● **Task brief**
Give every line of the data again, exactly as it is written.

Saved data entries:

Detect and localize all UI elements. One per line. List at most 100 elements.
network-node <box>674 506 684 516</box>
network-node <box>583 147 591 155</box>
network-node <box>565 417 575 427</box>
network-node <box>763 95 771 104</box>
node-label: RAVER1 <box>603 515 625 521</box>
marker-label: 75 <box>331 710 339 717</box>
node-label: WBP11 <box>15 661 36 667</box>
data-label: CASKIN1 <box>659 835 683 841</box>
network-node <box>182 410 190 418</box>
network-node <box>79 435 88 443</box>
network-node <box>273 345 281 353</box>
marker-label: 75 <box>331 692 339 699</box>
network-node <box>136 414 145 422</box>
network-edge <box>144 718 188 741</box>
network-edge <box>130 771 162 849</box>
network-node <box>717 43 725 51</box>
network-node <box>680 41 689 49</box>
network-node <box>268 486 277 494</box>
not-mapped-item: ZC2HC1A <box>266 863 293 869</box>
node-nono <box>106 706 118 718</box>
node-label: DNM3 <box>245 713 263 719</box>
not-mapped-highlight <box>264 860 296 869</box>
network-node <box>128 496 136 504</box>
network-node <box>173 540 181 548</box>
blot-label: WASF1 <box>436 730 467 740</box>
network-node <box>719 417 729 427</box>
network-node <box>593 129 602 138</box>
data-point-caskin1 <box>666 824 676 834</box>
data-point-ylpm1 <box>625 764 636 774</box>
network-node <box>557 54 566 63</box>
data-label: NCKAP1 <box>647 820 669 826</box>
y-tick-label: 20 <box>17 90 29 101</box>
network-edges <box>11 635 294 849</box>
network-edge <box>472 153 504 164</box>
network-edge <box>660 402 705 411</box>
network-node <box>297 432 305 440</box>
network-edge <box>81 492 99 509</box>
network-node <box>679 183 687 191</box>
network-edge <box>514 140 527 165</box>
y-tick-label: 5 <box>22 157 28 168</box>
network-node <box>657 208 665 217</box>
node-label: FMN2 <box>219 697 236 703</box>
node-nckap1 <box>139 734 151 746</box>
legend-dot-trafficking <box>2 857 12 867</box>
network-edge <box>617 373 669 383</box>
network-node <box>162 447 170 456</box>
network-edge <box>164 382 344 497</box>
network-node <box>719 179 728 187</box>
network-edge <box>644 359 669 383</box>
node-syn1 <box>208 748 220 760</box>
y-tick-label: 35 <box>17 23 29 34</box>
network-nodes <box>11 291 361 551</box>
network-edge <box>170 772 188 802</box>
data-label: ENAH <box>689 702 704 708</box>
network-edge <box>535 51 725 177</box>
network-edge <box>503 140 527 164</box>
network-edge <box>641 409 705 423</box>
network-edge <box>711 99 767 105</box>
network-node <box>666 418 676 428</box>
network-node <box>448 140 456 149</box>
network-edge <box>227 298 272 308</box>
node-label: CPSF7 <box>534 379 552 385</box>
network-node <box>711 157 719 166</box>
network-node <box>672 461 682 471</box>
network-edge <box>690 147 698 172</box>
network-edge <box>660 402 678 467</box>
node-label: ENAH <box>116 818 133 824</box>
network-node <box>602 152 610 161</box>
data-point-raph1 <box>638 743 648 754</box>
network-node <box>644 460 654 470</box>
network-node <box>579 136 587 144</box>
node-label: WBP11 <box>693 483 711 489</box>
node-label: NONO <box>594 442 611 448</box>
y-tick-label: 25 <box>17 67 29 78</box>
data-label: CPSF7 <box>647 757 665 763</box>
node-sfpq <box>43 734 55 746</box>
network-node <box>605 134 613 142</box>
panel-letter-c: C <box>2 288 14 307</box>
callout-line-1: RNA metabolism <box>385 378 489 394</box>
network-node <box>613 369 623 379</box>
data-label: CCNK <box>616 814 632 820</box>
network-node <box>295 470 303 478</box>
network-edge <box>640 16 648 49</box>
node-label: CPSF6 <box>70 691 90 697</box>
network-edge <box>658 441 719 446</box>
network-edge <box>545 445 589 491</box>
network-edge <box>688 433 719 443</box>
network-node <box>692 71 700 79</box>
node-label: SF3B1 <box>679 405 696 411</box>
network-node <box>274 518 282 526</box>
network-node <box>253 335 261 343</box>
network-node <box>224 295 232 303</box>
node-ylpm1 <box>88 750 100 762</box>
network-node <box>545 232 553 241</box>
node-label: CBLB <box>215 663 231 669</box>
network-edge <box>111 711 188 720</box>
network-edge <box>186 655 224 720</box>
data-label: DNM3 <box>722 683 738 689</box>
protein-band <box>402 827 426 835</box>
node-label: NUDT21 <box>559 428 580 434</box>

● **Written reply**
Detect and localize all UI elements. One per line. List at most 100 elements.
network-node <box>674 506 684 516</box>
network-node <box>583 147 591 155</box>
network-node <box>565 417 575 427</box>
network-node <box>763 95 771 104</box>
node-label: RAVER1 <box>603 515 625 521</box>
marker-label: 75 <box>331 710 339 717</box>
node-label: WBP11 <box>15 661 36 667</box>
data-label: CASKIN1 <box>659 835 683 841</box>
network-node <box>182 410 190 418</box>
network-node <box>79 435 88 443</box>
network-node <box>273 345 281 353</box>
marker-label: 75 <box>331 692 339 699</box>
network-node <box>136 414 145 422</box>
network-edge <box>144 718 188 741</box>
network-edge <box>130 771 162 849</box>
network-node <box>717 43 725 51</box>
network-node <box>680 41 689 49</box>
network-node <box>268 486 277 494</box>
not-mapped-item: ZC2HC1A <box>266 863 293 869</box>
node-nono <box>106 706 118 718</box>
node-label: DNM3 <box>245 713 263 719</box>
not-mapped-highlight <box>264 860 296 869</box>
network-node <box>128 496 136 504</box>
network-node <box>173 540 181 548</box>
blot-label: WASF1 <box>436 730 467 740</box>
network-node <box>719 417 729 427</box>
network-node <box>593 129 602 138</box>
data-point-caskin1 <box>666 824 676 834</box>
data-point-ylpm1 <box>625 764 636 774</box>
network-node <box>557 54 566 63</box>
data-label: NCKAP1 <box>647 820 669 826</box>
y-tick-label: 20 <box>17 90 29 101</box>
network-edges <box>11 635 294 849</box>
network-edge <box>472 153 504 164</box>
network-edge <box>660 402 705 411</box>
network-node <box>297 432 305 440</box>
network-edge <box>81 492 99 509</box>
network-node <box>679 183 687 191</box>
network-edge <box>514 140 527 165</box>
y-tick-label: 5 <box>22 157 28 168</box>
network-node <box>657 208 665 217</box>
node-label: FMN2 <box>219 697 236 703</box>
node-nckap1 <box>139 734 151 746</box>
legend-dot-trafficking <box>2 857 12 867</box>
network-edge <box>617 373 669 383</box>
network-node <box>162 447 170 456</box>
network-edge <box>164 382 344 497</box>
network-node <box>719 179 728 187</box>
network-edge <box>644 359 669 383</box>
node-syn1 <box>208 748 220 760</box>
y-tick-label: 35 <box>17 23 29 34</box>
network-nodes <box>11 291 361 551</box>
network-edge <box>170 772 188 802</box>
data-label: ENAH <box>689 702 704 708</box>
network-edge <box>535 51 725 177</box>
network-edge <box>503 140 527 164</box>
network-edge <box>641 409 705 423</box>
network-edge <box>711 99 767 105</box>
network-node <box>666 418 676 428</box>
network-node <box>448 140 456 149</box>
network-edge <box>227 298 272 308</box>
node-label: CPSF7 <box>534 379 552 385</box>
network-node <box>711 157 719 166</box>
network-node <box>672 461 682 471</box>
network-edge <box>690 147 698 172</box>
network-edge <box>660 402 678 467</box>
node-label: ENAH <box>116 818 133 824</box>
network-node <box>602 152 610 161</box>
data-point-raph1 <box>638 743 648 754</box>
network-node <box>644 460 654 470</box>
network-node <box>579 136 587 144</box>
node-label: WBP11 <box>693 483 711 489</box>
node-label: NONO <box>594 442 611 448</box>
y-tick-label: 25 <box>17 67 29 78</box>
data-label: CPSF7 <box>647 757 665 763</box>
node-sfpq <box>43 734 55 746</box>
network-node <box>605 134 613 142</box>
panel-letter-c: C <box>2 288 14 307</box>
callout-line-1: RNA metabolism <box>385 378 489 394</box>
network-node <box>613 369 623 379</box>
data-label: CCNK <box>616 814 632 820</box>
network-node <box>295 470 303 478</box>
network-edge <box>640 16 648 49</box>
node-label: CPSF6 <box>70 691 90 697</box>
network-edge <box>658 441 719 446</box>
network-edge <box>545 445 589 491</box>
network-edge <box>688 433 719 443</box>
network-node <box>692 71 700 79</box>
node-label: SF3B1 <box>679 405 696 411</box>
network-node <box>274 518 282 526</box>
network-node <box>253 335 261 343</box>
network-node <box>224 295 232 303</box>
node-ylpm1 <box>88 750 100 762</box>
network-node <box>545 232 553 241</box>
node-label: CBLB <box>215 663 231 669</box>
network-edge <box>111 711 188 720</box>
network-edge <box>186 655 224 720</box>
data-label: DNM3 <box>722 683 738 689</box>
protein-band <box>402 827 426 835</box>
node-label: NUDT21 <box>559 428 580 434</box>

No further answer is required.